• [Short task]:
Retype the listing that follows, word for word.

• [Extracted material]:

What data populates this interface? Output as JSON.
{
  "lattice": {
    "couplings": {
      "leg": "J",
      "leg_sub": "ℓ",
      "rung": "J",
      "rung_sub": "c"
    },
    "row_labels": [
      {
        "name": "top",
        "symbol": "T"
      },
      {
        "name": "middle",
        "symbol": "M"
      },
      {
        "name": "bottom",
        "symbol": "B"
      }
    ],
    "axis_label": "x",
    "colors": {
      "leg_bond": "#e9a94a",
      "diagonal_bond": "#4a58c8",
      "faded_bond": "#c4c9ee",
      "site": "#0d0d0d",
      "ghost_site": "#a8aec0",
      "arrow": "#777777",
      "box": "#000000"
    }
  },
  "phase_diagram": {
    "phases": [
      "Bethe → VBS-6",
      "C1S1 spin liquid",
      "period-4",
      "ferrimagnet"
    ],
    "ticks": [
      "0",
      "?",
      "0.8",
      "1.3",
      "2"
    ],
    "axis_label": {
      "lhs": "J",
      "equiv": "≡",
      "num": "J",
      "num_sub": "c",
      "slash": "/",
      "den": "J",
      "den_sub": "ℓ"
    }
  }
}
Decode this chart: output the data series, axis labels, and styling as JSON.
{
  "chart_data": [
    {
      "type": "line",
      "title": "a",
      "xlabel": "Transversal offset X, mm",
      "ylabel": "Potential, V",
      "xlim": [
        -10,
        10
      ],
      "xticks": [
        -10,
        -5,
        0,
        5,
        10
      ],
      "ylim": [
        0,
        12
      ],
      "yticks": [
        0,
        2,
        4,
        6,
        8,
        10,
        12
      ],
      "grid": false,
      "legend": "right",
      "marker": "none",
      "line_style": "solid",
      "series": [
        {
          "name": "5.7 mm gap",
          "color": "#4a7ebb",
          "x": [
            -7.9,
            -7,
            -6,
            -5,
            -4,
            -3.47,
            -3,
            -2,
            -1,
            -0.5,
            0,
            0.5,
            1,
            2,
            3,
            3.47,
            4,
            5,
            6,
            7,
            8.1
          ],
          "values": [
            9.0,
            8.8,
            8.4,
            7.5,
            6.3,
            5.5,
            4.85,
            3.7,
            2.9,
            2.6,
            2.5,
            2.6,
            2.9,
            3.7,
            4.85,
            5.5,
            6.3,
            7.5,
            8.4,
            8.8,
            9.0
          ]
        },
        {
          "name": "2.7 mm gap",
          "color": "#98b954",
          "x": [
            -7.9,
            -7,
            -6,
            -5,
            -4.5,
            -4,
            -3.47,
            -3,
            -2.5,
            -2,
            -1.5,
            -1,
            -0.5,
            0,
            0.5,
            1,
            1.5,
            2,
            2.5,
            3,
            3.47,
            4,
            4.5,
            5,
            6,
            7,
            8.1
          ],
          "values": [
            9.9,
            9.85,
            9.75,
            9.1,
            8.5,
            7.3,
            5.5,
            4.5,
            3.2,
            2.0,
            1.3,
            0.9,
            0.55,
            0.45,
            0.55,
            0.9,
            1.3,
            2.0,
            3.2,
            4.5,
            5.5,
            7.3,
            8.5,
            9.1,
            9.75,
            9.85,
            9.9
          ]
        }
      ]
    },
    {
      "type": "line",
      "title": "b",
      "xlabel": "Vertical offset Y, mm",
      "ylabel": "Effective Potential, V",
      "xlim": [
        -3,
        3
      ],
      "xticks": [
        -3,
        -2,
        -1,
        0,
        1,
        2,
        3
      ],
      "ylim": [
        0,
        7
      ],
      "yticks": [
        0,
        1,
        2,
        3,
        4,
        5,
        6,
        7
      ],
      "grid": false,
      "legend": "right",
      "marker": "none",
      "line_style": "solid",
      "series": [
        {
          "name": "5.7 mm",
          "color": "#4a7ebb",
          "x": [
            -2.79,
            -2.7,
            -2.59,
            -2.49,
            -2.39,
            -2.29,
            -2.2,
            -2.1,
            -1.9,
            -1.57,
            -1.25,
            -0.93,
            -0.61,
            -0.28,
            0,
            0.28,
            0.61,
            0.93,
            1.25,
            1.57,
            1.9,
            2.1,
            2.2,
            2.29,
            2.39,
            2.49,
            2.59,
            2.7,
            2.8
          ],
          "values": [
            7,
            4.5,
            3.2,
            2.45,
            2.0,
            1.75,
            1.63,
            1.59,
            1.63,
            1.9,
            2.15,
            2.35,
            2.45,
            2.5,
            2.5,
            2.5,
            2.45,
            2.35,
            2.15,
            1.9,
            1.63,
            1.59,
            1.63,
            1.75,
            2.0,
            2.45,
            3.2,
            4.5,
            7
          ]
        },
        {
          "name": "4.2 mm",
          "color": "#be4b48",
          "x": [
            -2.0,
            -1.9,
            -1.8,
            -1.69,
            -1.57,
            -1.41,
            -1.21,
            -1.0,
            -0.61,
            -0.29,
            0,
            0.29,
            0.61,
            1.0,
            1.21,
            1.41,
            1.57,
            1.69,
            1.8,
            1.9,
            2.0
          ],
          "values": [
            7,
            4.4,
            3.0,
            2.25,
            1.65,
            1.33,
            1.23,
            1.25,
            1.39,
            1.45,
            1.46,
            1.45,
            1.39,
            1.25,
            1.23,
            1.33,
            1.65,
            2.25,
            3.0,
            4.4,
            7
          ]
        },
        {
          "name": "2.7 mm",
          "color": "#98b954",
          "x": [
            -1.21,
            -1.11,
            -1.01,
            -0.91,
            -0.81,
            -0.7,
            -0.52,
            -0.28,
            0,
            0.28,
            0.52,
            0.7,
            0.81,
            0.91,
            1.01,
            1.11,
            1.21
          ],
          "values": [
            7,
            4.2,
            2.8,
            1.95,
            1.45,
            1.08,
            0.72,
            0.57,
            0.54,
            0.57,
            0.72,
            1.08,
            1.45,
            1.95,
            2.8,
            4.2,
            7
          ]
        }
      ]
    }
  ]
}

• [Exercise response]:
What data populates this interface? Output as JSON.
{
  "lattice": {
    "couplings": {
      "leg": "J",
      "leg_sub": "ℓ",
      "rung": "J",
      "rung_sub": "c"
    },
    "row_labels": [
      {
        "name": "top",
        "symbol": "T"
      },
      {
        "name": "middle",
        "symbol": "M"
      },
      {
        "name": "bottom",
        "symbol": "B"
      }
    ],
    "axis_label": "x",
    "colors": {
      "leg_bond": "#e9a94a",
      "diagonal_bond": "#4a58c8",
      "faded_bond": "#c4c9ee",
      "site": "#0d0d0d",
      "ghost_site": "#a8aec0",
      "arrow": "#777777",
      "box": "#000000"
    }
  },
  "phase_diagram": {
    "phases": [
      "Bethe → VBS-6",
      "C1S1 spin liquid",
      "period-4",
      "ferrimagnet"
    ],
    "ticks": [
      "0",
      "?",
      "0.8",
      "1.3",
      "2"
    ],
    "axis_label": {
      "lhs": "J",
      "equiv": "≡",
      "num": "J",
      "num_sub": "c",
      "slash": "/",
      "den": "J",
      "den_sub": "ℓ"
    }
  }
}
Decode this chart: output the data series, axis labels, and styling as JSON.
{
  "chart_data": [
    {
      "type": "line",
      "title": "a",
      "xlabel": "Transversal offset X, mm",
      "ylabel": "Potential, V",
      "xlim": [
        -10,
        10
      ],
      "xticks": [
        -10,
        -5,
        0,
        5,
        10
      ],
      "ylim": [
        0,
        12
      ],
      "yticks": [
        0,
        2,
        4,
        6,
        8,
        10,
        12
      ],
      "grid": false,
      "legend": "right",
      "marker": "none",
      "line_style": "solid",
      "series": [
        {
          "name": "5.7 mm gap",
          "color": "#4a7ebb",
          "x": [
            -7.9,
            -7,
            -6,
            -5,
            -4,
            -3.47,
            -3,
            -2,
            -1,
            -0.5,
            0,
            0.5,
            1,
            2,
            3,
            3.47,
            4,
            5,
            6,
            7,
            8.1
          ],
          "values": [
            9.0,
            8.8,
            8.4,
            7.5,
            6.3,
            5.5,
            4.85,
            3.7,
            2.9,
            2.6,
            2.5,
            2.6,
            2.9,
            3.7,
            4.85,
            5.5,
            6.3,
            7.5,
            8.4,
            8.8,
            9.0
          ]
        },
        {
          "name": "2.7 mm gap",
          "color": "#98b954",
          "x": [
            -7.9,
            -7,
            -6,
            -5,
            -4.5,
            -4,
            -3.47,
            -3,
            -2.5,
            -2,
            -1.5,
            -1,
            -0.5,
            0,
            0.5,
            1,
            1.5,
            2,
            2.5,
            3,
            3.47,
            4,
            4.5,
            5,
            6,
            7,
            8.1
          ],
          "values": [
            9.9,
            9.85,
            9.75,
            9.1,
            8.5,
            7.3,
            5.5,
            4.5,
            3.2,
            2.0,
            1.3,
            0.9,
            0.55,
            0.45,
            0.55,
            0.9,
            1.3,
            2.0,
            3.2,
            4.5,
            5.5,
            7.3,
            8.5,
            9.1,
            9.75,
            9.85,
            9.9
          ]
        }
      ]
    },
    {
      "type": "line",
      "title": "b",
      "xlabel": "Vertical offset Y, mm",
      "ylabel": "Effective Potential, V",
      "xlim": [
        -3,
        3
      ],
      "xticks": [
        -3,
        -2,
        -1,
        0,
        1,
        2,
        3
      ],
      "ylim": [
        0,
        7
      ],
      "yticks": [
        0,
        1,
        2,
        3,
        4,
        5,
        6,
        7
      ],
      "grid": false,
      "legend": "right",
      "marker": "none",
      "line_style": "solid",
      "series": [
        {
          "name": "5.7 mm",
          "color": "#4a7ebb",
          "x": [
            -2.79,
            -2.7,
            -2.59,
            -2.49,
            -2.39,
            -2.29,
            -2.2,
            -2.1,
            -1.9,
            -1.57,
            -1.25,
            -0.93,
            -0.61,
            -0.28,
            0,
            0.28,
            0.61,
            0.93,
            1.25,
            1.57,
            1.9,
            2.1,
            2.2,
            2.29,
            2.39,
            2.49,
            2.59,
            2.7,
            2.8
          ],
          "values": [
            7,
            4.5,
            3.2,
            2.45,
            2.0,
            1.75,
            1.63,
            1.59,
            1.63,
            1.9,
            2.15,
            2.35,
            2.45,
            2.5,
            2.5,
            2.5,
            2.45,
            2.35,
            2.15,
            1.9,
            1.63,
            1.59,
            1.63,
            1.75,
            2.0,
            2.45,
            3.2,
            4.5,
            7
          ]
        },
        {
          "name": "4.2 mm",
          "color": "#be4b48",
          "x": [
            -2.0,
            -1.9,
            -1.8,
            -1.69,
            -1.57,
            -1.41,
            -1.21,
            -1.0,
            -0.61,
            -0.29,
            0,
            0.29,
            0.61,
            1.0,
            1.21,
            1.41,
            1.57,
            1.69,
            1.8,
            1.9,
            2.0
          ],
          "values": [
            7,
            4.4,
            3.0,
            2.25,
            1.65,
            1.33,
            1.23,
            1.25,
            1.39,
            1.45,
            1.46,
            1.45,
            1.39,
            1.25,
            1.23,
            1.33,
            1.65,
            2.25,
            3.0,
            4.4,
            7
          ]
        },
        {
          "name": "2.7 mm",
          "color": "#98b954",
          "x": [
            -1.21,
            -1.11,
            -1.01,
            -0.91,
            -0.81,
            -0.7,
            -0.52,
            -0.28,
            0,
            0.28,
            0.52,
            0.7,
            0.81,
            0.91,
            1.01,
            1.11,
            1.21
          ],
          "values": [
            7,
            4.2,
            2.8,
            1.95,
            1.45,
            1.08,
            0.72,
            0.57,
            0.54,
            0.57,
            0.72,
            1.08,
            1.45,
            1.95,
            2.8,
            4.2,
            7
          ]
        }
      ]
    }
  ]
}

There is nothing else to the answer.